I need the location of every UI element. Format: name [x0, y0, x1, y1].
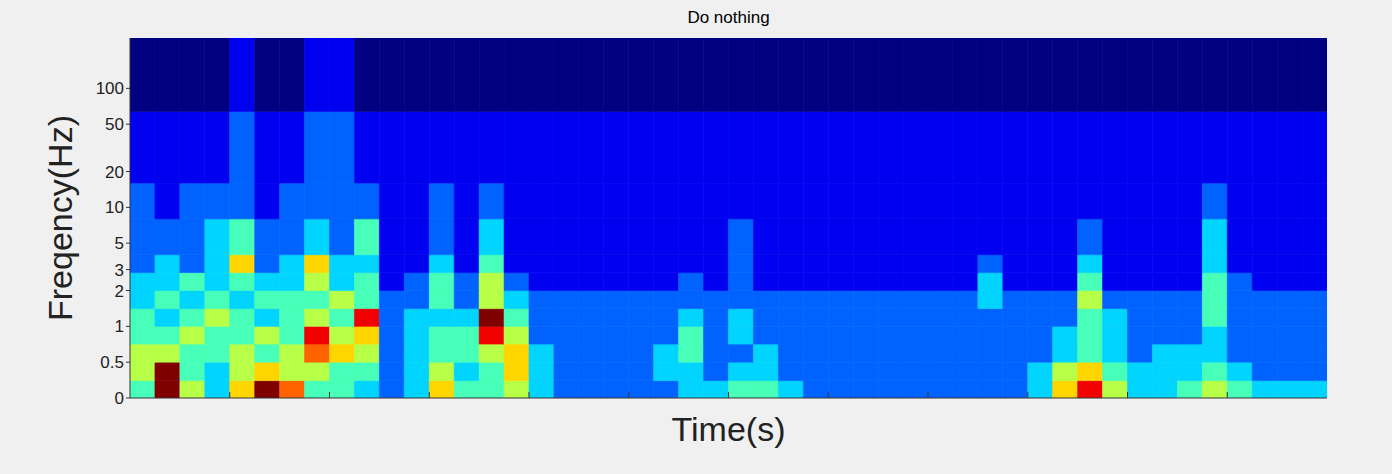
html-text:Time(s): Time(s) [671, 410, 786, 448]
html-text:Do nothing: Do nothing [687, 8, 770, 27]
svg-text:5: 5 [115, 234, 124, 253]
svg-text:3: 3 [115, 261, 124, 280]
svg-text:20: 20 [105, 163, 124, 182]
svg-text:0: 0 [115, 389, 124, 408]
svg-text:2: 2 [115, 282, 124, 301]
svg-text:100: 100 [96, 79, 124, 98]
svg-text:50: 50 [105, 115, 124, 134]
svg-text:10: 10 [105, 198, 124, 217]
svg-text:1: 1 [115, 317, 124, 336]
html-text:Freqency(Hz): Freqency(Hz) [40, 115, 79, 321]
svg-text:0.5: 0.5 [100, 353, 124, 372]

■ ■ ■ ■ ■ ■ ■

> The problem: Rewrite the item above as a numbered list with one entry per line. Leave out the picture and any blank lines.

> Exercise result:
1. I need the location of every UI element. Format: name [x0, y0, x1, y1].
2. html-text:Time(s): Time(s) [671, 410, 786, 448]
3. html-text:Do nothing: Do nothing [687, 8, 770, 27]
4. svg-text:5: 5 [115, 234, 124, 253]
5. svg-text:3: 3 [115, 261, 124, 280]
6. svg-text:20: 20 [105, 163, 124, 182]
7. svg-text:0: 0 [115, 389, 124, 408]
8. svg-text:2: 2 [115, 282, 124, 301]
9. svg-text:100: 100 [96, 79, 124, 98]
10. svg-text:50: 50 [105, 115, 124, 134]
11. svg-text:10: 10 [105, 198, 124, 217]
12. svg-text:1: 1 [115, 317, 124, 336]
13. html-text:Freqency(Hz): Freqency(Hz) [40, 115, 79, 321]
14. svg-text:0.5: 0.5 [100, 353, 124, 372]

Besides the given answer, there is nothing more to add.